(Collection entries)
┏━━

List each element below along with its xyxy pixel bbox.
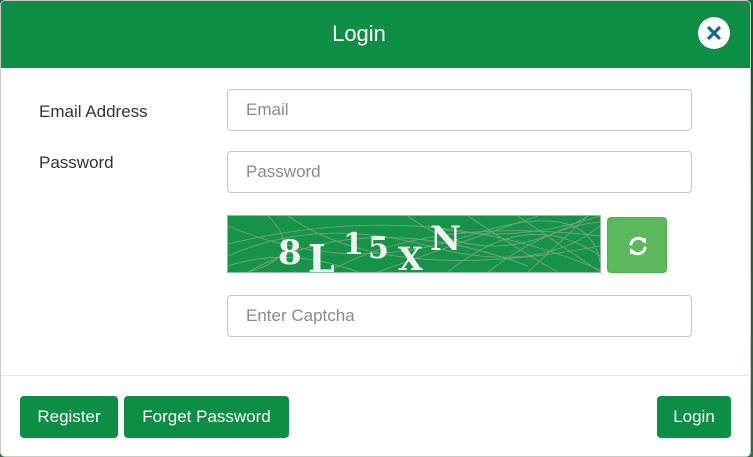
forget-password-button[interactable]: Forget Password [124,396,289,438]
refresh-captcha-button[interactable] [607,217,667,273]
captcha-image: 8 L 1 5 X N [227,215,601,281]
captcha-char: N [430,219,461,259]
email-input[interactable] [227,89,692,131]
login-button[interactable]: Login [657,396,731,438]
modal-header: Login [1,1,750,68]
email-label: Email Address [39,102,148,121]
captcha-char: 8 [278,233,302,272]
captcha-char: 1 [343,227,364,262]
close-icon [707,26,721,40]
password-input[interactable] [227,151,692,193]
close-button[interactable] [698,17,730,49]
captcha-char: L [308,236,335,272]
captcha-input[interactable] [227,295,692,337]
captcha-char: X [398,240,423,272]
modal-title: Login [332,21,386,46]
refresh-icon [629,236,647,256]
register-button[interactable]: Register [20,396,118,438]
footer-divider [1,375,750,376]
captcha-char: 5 [368,231,389,266]
password-label: Password [39,153,114,172]
login-modal: Login Email Address Password [0,0,751,457]
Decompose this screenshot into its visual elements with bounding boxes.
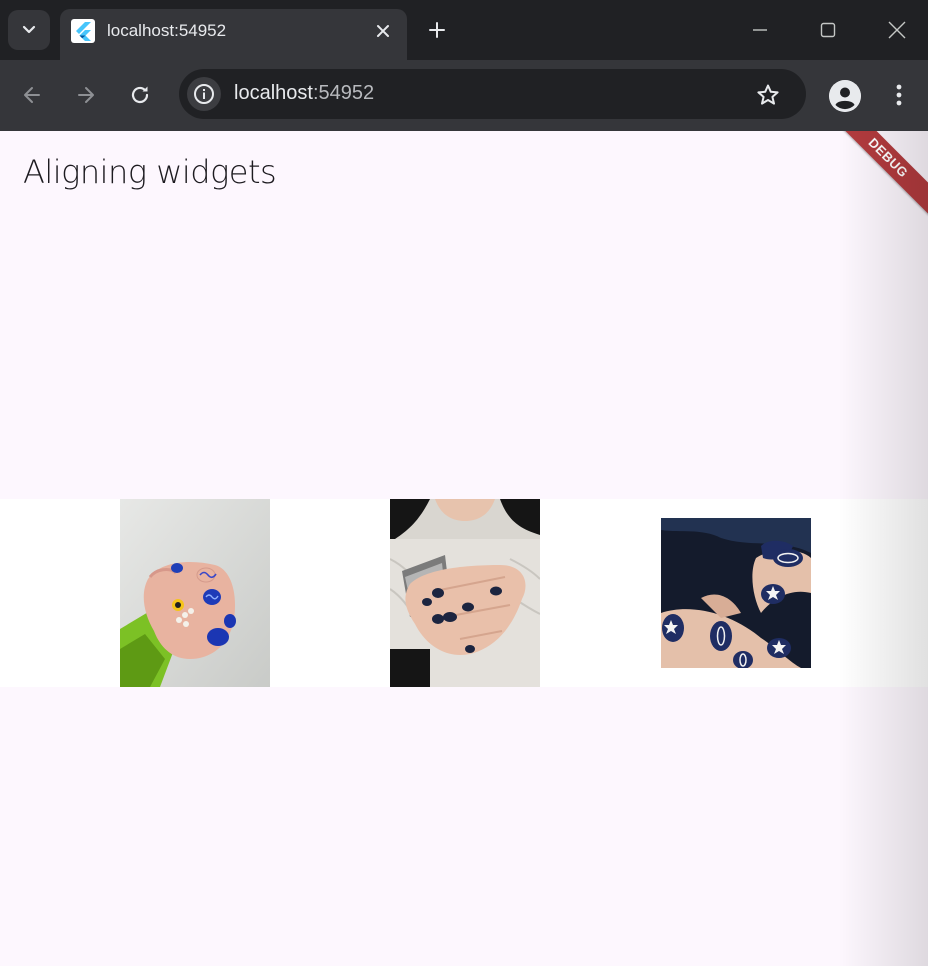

┗━━

_GOAL OF THE EXERCISE_: Write out each line of the items above word for word, omitting the pictures.

_WRITTEN SOLUTION_:
List each element below along with its xyxy pixel bbox.
forget-password-button[interactable]: Forget Password [124,396,289,438]
refresh-captcha-button[interactable] [607,217,667,273]
captcha-image: 8 L 1 5 X N [227,215,601,281]
captcha-char: N [430,219,461,259]
email-input[interactable] [227,89,692,131]
login-button[interactable]: Login [657,396,731,438]
modal-header: Login [1,1,750,68]
email-label: Email Address [39,102,148,121]
captcha-char: 8 [278,233,302,272]
captcha-char: 1 [343,227,364,262]
close-icon [707,26,721,40]
password-input[interactable] [227,151,692,193]
close-button[interactable] [698,17,730,49]
captcha-char: L [308,236,335,272]
captcha-input[interactable] [227,295,692,337]
captcha-char: X [398,240,423,272]
modal-title: Login [332,21,386,46]
refresh-icon [629,236,647,256]
register-button[interactable]: Register [20,396,118,438]
footer-divider [1,375,750,376]
captcha-char: 5 [368,231,389,266]
password-label: Password [39,153,114,172]
login-modal: Login Email Address Password [0,0,751,457]
Decompose this screenshot into its visual elements with bounding boxes.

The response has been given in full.